[Work required] Extract all lines in the data that contain the word "structured".

[Records from a collection of figures]
— START —

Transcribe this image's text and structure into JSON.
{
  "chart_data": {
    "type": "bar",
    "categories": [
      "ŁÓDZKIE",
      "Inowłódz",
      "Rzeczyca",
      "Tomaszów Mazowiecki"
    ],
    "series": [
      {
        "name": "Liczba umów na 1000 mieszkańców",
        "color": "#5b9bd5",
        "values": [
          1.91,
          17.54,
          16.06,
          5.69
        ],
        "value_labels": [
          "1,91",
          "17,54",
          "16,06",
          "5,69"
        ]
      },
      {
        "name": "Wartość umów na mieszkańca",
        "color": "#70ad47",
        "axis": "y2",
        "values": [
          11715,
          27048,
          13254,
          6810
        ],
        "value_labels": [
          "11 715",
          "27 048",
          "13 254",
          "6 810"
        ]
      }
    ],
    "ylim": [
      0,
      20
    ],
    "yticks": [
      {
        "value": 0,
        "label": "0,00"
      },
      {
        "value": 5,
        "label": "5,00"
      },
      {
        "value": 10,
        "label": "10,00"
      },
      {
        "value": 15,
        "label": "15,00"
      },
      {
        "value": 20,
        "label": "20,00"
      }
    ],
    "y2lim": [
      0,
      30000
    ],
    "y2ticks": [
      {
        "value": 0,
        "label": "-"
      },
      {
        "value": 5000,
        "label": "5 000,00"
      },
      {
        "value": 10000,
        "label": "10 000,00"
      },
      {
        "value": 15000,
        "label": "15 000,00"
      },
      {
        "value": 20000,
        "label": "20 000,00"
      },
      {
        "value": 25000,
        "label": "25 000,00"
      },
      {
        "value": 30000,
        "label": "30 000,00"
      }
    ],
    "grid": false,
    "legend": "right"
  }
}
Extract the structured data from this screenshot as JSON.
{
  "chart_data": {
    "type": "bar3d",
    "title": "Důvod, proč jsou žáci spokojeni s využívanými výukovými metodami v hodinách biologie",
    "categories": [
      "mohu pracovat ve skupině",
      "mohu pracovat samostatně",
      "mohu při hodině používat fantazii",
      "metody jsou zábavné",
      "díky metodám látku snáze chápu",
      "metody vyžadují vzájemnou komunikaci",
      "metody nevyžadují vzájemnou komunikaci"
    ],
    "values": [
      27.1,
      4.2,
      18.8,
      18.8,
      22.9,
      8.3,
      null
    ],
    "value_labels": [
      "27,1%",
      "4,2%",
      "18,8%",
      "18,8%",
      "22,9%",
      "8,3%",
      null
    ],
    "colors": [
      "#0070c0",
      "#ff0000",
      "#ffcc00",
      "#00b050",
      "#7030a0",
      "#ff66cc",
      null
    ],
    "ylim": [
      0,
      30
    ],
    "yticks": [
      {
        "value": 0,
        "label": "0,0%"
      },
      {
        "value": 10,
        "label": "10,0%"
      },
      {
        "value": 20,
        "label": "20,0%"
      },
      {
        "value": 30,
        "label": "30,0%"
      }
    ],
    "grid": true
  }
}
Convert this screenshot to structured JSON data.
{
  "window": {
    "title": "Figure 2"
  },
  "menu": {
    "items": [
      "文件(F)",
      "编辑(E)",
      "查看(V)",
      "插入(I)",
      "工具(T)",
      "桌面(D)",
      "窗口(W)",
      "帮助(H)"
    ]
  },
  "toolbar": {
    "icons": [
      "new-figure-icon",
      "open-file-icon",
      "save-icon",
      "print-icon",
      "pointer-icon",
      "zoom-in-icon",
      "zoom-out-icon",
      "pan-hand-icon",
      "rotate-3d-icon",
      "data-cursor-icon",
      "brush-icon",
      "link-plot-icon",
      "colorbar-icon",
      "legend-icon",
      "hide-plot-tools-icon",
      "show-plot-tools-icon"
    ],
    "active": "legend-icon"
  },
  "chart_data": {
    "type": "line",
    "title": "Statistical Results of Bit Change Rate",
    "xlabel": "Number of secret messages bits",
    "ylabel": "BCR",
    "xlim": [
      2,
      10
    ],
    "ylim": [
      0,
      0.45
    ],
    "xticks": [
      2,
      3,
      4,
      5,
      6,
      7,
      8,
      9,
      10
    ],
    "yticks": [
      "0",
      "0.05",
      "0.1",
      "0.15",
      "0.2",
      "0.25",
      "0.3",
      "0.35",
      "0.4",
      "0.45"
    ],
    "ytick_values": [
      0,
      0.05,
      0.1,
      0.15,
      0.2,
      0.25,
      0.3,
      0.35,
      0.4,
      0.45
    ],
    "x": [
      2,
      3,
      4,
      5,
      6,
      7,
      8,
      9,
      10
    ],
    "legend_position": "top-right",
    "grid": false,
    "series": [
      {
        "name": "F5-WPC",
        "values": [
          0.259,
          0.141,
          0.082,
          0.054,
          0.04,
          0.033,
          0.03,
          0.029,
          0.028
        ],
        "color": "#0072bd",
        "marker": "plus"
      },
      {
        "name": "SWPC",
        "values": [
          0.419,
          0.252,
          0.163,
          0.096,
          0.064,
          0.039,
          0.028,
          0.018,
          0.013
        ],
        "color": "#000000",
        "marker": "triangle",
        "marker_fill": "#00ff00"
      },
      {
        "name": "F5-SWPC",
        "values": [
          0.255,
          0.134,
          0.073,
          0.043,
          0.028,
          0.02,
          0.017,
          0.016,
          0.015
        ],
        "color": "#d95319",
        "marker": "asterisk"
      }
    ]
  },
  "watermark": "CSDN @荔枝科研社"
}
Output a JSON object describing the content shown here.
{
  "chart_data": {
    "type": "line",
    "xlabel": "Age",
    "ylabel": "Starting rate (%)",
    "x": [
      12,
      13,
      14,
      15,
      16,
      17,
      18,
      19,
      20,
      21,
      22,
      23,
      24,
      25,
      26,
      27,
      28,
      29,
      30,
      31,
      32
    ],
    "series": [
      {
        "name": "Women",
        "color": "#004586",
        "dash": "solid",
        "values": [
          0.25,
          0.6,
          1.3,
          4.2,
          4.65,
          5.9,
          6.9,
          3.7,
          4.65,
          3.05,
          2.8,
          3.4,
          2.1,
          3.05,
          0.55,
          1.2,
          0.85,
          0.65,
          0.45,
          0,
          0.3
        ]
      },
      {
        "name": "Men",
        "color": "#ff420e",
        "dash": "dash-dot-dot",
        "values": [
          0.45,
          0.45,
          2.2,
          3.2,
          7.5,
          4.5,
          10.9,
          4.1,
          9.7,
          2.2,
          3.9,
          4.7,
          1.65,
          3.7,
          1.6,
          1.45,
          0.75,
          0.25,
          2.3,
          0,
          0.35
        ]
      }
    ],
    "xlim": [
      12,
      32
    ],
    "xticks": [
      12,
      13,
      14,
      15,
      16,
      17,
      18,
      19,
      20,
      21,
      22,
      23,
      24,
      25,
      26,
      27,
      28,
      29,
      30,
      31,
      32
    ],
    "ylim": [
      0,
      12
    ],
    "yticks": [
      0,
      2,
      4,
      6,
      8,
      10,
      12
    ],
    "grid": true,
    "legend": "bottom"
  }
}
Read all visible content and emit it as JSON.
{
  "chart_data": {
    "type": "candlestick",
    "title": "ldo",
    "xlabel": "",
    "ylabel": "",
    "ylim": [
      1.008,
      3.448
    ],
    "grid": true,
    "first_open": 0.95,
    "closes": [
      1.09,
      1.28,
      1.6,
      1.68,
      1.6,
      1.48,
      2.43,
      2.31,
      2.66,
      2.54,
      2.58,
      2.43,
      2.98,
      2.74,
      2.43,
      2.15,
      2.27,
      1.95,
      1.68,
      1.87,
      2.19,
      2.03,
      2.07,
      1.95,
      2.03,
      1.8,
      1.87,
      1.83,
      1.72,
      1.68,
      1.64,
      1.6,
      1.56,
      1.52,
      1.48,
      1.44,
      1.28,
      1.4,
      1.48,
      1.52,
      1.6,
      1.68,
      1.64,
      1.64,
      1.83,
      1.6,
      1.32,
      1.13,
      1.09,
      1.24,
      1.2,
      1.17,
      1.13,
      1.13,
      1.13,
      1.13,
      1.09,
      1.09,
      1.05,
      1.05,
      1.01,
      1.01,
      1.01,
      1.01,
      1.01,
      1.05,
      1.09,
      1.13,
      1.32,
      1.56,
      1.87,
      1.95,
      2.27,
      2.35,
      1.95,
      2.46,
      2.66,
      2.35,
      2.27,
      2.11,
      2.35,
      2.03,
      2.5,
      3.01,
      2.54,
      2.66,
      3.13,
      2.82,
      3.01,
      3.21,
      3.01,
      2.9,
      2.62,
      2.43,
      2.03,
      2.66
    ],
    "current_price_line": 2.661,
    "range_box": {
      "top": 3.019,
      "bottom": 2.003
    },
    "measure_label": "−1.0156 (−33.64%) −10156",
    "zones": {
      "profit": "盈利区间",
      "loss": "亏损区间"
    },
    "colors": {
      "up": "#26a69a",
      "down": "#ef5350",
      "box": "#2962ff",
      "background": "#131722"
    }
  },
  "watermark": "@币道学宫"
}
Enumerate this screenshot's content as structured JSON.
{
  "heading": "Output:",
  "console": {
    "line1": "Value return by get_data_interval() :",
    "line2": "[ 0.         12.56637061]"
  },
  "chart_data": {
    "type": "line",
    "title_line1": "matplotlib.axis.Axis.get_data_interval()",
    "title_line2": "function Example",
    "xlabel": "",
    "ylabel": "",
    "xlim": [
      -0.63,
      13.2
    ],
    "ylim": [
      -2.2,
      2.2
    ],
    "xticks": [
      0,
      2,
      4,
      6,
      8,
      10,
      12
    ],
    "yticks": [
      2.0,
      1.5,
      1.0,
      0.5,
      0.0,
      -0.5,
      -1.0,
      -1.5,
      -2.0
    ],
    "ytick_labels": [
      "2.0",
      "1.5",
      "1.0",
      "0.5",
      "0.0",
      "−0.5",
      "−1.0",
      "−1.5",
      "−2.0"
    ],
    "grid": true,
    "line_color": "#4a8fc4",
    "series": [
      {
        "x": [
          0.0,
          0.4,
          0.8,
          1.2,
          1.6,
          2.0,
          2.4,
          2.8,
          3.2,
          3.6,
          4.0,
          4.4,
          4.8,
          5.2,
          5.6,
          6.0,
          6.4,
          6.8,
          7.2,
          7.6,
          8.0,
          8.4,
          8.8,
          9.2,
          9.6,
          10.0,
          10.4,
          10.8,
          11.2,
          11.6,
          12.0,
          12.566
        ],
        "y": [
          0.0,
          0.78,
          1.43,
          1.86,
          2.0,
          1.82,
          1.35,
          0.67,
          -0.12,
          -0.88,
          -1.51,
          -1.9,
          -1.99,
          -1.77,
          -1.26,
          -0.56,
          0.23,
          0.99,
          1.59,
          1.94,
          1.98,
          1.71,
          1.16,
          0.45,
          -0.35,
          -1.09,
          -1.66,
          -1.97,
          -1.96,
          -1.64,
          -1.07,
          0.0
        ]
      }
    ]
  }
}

— END —

[Output of the exercise]
Extract the structured data from this screenshot as JSON.
Convert this screenshot to structured JSON data.
Enumerate this screenshot's content as structured JSON.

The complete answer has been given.